** START **

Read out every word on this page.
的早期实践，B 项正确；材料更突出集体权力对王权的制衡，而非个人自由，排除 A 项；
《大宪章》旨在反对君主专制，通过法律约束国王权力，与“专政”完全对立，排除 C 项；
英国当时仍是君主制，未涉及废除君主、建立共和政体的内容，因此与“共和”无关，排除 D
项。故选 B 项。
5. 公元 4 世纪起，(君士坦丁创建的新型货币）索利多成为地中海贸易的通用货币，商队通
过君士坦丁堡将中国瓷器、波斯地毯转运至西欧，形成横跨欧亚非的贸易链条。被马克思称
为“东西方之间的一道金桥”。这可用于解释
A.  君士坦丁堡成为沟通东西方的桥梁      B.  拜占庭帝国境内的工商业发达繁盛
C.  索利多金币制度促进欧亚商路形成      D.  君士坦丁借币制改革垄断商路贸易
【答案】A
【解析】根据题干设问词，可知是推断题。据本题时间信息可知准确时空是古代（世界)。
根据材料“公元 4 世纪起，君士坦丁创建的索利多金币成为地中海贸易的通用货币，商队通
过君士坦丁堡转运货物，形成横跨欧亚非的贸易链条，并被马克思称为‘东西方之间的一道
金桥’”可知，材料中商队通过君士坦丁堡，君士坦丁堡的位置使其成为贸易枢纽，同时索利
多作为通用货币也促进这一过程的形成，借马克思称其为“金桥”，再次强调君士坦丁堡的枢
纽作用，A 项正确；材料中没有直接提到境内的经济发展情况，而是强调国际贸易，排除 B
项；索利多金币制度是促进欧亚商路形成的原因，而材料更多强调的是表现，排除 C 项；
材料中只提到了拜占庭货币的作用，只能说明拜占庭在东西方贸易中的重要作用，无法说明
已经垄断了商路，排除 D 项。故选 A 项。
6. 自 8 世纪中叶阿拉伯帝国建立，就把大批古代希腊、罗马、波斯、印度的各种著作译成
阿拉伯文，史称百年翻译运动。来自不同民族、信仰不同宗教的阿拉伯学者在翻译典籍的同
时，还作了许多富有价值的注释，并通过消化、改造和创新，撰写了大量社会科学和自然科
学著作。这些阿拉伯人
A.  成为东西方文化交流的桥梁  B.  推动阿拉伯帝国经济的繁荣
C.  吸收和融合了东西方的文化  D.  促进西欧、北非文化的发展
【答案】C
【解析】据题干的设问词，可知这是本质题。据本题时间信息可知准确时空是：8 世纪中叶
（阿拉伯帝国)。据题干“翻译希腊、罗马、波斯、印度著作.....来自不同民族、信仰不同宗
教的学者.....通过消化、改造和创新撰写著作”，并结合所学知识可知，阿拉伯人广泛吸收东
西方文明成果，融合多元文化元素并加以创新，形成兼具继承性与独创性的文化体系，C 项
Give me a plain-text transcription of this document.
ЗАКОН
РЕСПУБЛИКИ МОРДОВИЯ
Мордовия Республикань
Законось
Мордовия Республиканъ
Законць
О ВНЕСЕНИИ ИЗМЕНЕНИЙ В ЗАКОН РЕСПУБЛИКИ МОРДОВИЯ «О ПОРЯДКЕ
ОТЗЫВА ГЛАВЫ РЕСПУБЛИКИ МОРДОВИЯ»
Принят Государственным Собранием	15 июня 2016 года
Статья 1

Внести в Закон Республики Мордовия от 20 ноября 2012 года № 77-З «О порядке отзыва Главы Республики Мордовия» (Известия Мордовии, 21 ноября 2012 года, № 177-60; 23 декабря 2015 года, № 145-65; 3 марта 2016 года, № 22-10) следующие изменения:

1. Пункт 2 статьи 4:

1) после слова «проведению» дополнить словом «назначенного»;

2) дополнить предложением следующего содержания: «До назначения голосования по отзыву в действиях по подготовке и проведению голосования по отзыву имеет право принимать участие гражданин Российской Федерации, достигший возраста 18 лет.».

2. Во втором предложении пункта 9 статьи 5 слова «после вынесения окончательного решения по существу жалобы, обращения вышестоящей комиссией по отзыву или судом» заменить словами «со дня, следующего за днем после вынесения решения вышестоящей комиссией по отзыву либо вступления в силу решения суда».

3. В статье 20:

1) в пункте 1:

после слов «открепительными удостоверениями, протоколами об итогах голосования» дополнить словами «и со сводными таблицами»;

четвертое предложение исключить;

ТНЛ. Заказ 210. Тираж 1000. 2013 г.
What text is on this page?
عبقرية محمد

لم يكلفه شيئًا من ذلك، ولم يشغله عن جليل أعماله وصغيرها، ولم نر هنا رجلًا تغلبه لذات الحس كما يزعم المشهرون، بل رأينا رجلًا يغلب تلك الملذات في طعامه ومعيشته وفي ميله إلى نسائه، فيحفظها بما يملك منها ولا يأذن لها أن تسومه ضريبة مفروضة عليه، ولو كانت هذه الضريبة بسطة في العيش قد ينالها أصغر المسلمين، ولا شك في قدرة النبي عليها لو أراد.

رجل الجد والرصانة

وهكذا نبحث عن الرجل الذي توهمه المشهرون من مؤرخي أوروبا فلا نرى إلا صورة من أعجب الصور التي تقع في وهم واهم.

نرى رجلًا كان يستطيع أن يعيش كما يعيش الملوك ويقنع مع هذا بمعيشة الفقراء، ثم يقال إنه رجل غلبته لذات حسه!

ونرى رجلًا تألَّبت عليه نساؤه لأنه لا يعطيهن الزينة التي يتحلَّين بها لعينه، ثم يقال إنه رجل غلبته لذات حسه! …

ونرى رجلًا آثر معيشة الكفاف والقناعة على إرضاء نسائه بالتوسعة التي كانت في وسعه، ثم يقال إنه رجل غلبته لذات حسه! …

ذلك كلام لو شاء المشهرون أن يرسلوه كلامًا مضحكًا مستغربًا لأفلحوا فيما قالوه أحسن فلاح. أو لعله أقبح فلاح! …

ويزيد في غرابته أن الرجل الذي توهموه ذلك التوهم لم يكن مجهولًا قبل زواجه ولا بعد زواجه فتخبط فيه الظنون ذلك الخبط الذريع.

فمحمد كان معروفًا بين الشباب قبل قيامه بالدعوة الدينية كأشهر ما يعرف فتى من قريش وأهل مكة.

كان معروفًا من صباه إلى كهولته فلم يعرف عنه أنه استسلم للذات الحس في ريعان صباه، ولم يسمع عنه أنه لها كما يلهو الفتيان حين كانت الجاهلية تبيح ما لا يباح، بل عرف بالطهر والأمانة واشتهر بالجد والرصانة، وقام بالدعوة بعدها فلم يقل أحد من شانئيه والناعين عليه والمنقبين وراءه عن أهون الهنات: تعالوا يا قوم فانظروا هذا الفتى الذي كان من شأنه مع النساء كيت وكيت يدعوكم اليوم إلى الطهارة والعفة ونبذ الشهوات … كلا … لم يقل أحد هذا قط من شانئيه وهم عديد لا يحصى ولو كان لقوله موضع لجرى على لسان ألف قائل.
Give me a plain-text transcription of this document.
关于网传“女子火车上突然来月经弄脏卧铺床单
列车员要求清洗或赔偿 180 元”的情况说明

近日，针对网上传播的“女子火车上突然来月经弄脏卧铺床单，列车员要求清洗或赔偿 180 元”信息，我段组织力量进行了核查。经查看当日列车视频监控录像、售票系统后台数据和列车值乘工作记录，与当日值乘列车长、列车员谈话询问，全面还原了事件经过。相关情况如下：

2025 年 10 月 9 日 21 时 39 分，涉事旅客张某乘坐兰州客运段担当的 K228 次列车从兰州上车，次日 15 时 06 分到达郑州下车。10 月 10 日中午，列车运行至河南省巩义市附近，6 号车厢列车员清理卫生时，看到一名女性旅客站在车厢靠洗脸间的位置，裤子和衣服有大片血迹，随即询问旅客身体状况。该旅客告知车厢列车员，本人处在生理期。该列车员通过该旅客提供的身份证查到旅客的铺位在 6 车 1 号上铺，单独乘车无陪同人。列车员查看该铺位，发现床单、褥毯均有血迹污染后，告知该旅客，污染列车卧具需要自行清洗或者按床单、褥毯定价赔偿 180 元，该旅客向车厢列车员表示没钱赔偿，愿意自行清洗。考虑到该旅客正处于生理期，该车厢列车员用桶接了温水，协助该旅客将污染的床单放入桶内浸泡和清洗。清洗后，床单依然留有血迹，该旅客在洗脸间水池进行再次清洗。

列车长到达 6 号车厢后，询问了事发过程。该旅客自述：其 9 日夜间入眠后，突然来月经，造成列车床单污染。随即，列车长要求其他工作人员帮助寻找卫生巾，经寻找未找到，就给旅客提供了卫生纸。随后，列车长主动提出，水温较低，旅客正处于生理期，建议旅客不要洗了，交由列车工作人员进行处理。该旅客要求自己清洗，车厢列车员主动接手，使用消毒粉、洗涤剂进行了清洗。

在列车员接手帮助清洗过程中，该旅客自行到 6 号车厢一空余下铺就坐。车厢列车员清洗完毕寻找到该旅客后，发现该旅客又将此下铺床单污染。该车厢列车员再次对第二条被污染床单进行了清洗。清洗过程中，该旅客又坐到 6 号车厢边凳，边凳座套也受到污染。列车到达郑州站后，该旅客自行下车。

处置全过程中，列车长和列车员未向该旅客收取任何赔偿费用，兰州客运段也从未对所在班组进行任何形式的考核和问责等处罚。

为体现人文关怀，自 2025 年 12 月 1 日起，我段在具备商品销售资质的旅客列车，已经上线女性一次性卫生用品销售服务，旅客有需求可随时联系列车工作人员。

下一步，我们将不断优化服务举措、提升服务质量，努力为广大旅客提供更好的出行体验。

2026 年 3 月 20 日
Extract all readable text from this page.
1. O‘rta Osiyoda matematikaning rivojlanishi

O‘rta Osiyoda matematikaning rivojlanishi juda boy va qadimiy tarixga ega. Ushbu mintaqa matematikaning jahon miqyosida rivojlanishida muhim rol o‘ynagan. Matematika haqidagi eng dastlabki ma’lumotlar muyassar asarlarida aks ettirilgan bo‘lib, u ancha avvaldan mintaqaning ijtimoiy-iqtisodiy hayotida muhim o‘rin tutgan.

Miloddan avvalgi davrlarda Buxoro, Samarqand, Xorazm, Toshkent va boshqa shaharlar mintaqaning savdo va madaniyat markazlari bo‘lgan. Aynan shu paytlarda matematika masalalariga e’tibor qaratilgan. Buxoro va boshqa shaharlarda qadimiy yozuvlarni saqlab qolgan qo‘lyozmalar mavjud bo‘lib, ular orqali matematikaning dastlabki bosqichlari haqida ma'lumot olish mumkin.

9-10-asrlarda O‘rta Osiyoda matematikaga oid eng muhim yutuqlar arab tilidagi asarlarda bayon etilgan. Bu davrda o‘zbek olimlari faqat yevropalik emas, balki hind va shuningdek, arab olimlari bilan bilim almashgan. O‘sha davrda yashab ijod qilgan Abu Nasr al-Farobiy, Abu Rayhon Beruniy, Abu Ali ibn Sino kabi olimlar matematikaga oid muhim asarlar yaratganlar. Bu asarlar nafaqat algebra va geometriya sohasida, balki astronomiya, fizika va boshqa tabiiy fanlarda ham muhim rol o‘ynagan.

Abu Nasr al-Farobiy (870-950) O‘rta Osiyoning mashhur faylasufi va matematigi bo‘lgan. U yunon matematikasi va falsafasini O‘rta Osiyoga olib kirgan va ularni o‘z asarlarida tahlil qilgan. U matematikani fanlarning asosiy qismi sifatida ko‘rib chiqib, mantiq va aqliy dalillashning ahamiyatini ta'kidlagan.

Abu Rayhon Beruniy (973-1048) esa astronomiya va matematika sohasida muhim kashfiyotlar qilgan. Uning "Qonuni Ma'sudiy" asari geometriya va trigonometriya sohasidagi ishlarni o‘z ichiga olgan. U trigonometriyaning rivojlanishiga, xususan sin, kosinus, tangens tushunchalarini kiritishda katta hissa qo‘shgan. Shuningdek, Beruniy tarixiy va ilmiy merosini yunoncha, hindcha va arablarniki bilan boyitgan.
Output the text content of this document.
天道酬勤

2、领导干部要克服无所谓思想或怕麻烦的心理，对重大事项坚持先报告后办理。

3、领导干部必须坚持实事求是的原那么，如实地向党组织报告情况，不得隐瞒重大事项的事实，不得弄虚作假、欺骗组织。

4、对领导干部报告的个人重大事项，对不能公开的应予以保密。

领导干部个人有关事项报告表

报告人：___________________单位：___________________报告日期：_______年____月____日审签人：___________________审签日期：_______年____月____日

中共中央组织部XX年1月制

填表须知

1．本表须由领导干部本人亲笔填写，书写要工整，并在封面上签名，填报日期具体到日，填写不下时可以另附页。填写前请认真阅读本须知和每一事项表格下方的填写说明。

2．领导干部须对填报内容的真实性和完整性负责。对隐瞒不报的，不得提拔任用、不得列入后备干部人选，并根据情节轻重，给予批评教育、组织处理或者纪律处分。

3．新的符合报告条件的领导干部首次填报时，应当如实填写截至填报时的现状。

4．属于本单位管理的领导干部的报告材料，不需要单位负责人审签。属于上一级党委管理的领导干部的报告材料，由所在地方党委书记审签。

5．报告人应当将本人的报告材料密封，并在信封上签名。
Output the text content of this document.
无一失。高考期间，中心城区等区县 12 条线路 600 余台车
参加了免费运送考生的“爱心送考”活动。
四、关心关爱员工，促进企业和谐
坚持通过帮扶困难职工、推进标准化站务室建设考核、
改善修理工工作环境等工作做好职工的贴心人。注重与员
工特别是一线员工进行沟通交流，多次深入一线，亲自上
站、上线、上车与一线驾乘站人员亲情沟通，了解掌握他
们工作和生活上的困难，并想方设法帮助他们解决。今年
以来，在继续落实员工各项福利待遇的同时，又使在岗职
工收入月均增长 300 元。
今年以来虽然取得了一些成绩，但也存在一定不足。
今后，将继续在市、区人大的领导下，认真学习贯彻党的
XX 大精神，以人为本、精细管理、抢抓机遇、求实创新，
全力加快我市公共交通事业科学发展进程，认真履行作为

** END **

* **The problem**: Using the listing, copy every line where the word "this" shows up.

* **Reply**:
Read out every word on this page.
Give me a plain-text transcription of this document.
What text is on this page?
Give me a plain-text transcription of this document.
Extract all readable text from this page.
Output the text content of this document.
Output the text content of this document.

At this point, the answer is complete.